EXERCISE GOAL: Answer with nothing but the number of lines that include the word "Силикатная".

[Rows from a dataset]
- - -

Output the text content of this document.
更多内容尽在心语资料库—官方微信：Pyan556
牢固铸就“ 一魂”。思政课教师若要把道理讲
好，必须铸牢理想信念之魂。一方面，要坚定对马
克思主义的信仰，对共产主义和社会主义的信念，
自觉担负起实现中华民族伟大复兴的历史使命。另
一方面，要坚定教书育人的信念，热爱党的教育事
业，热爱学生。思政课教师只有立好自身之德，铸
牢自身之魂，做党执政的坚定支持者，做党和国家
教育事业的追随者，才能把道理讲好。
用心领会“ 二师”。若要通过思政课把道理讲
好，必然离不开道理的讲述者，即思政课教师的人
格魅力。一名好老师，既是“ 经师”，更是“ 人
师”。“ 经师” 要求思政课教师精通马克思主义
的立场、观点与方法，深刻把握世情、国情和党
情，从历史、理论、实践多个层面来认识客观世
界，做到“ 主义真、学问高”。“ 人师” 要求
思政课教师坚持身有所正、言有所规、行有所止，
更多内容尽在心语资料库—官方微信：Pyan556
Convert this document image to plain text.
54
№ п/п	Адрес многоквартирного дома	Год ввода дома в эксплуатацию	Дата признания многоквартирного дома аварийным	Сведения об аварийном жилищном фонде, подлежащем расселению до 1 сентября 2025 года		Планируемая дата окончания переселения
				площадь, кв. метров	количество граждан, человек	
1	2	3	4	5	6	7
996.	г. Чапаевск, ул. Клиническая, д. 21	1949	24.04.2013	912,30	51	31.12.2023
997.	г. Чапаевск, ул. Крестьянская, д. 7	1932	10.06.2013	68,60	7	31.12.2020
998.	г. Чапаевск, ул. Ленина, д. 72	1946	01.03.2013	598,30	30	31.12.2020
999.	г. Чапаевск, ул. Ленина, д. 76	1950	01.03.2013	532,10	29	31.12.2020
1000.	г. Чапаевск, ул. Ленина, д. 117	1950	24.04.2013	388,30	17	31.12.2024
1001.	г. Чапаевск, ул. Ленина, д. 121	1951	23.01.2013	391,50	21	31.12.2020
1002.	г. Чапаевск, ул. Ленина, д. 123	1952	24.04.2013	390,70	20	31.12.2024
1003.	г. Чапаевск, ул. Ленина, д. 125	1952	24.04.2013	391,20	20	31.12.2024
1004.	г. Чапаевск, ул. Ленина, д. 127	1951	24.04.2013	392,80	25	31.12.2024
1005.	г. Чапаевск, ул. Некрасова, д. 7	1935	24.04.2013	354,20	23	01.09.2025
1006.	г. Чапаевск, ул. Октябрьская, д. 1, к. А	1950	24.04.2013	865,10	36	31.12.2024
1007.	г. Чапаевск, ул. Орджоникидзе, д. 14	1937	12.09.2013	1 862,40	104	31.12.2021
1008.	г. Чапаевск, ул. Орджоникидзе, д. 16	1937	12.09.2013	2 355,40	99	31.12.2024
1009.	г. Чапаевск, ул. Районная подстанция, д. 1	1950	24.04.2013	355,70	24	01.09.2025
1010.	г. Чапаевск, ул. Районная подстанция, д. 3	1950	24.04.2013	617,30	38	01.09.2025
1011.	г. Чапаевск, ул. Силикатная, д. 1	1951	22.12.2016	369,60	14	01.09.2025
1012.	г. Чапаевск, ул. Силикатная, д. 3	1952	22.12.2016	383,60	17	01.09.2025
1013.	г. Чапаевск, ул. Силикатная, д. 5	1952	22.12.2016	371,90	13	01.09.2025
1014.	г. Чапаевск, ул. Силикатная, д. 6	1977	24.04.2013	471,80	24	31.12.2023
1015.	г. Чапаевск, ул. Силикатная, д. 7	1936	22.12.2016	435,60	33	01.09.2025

- - -

FINISHED ANSWER: 5